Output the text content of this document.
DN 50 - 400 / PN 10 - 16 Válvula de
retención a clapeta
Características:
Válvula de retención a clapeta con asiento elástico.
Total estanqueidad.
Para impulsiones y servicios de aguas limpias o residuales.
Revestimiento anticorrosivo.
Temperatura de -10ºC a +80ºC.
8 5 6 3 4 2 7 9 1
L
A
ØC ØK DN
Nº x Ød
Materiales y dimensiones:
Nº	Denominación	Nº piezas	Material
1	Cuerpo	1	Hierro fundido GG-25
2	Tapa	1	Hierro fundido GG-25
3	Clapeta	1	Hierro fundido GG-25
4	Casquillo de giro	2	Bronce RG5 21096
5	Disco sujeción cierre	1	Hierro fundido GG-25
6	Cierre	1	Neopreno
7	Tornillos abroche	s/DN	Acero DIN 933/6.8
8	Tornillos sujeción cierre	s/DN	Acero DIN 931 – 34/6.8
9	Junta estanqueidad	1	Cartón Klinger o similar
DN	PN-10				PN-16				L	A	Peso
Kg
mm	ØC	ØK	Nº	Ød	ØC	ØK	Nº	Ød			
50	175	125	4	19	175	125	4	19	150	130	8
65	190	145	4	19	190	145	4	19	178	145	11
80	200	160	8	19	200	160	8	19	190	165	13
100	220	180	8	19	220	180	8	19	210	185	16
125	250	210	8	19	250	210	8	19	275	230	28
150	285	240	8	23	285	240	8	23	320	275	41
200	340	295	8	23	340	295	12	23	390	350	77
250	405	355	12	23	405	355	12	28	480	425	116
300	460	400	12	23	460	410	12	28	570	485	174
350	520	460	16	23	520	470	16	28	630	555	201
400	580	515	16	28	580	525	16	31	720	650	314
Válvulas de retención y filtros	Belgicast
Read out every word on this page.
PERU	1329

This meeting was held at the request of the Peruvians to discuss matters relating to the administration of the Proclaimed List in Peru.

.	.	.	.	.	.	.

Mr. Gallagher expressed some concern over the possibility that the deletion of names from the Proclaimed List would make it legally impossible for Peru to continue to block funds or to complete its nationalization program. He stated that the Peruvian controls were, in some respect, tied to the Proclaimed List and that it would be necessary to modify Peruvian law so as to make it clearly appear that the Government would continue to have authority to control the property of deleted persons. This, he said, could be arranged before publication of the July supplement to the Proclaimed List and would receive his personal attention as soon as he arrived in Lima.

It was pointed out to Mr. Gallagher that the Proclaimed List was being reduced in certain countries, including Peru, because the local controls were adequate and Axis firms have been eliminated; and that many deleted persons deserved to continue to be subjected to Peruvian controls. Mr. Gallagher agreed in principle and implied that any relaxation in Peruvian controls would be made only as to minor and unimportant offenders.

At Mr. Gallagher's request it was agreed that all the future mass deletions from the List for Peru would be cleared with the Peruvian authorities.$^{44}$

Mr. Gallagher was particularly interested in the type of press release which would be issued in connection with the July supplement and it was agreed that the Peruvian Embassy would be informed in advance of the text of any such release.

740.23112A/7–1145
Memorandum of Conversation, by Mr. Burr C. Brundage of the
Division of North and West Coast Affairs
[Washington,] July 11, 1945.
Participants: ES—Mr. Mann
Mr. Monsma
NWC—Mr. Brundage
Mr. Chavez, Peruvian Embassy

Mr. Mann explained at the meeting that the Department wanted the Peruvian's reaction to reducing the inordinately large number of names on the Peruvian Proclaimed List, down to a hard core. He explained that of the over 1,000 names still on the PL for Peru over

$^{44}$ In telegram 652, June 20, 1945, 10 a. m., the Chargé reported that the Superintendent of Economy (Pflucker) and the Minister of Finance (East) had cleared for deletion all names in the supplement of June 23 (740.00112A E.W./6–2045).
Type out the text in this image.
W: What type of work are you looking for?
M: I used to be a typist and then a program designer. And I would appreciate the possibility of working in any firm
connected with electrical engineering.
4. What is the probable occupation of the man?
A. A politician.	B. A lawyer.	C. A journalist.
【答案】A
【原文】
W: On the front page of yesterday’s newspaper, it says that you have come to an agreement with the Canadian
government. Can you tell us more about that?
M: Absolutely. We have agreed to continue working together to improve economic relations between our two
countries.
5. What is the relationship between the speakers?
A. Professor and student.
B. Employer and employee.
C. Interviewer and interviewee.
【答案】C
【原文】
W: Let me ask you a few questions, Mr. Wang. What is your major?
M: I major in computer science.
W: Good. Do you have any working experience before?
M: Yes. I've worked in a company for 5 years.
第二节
##########
Exercise directions — Copy each line in the data that holds the word "between".

Response —
M: Absolutely. We have agreed to continue working together to improve economic relations between our two
5. What is the relationship between the speakers?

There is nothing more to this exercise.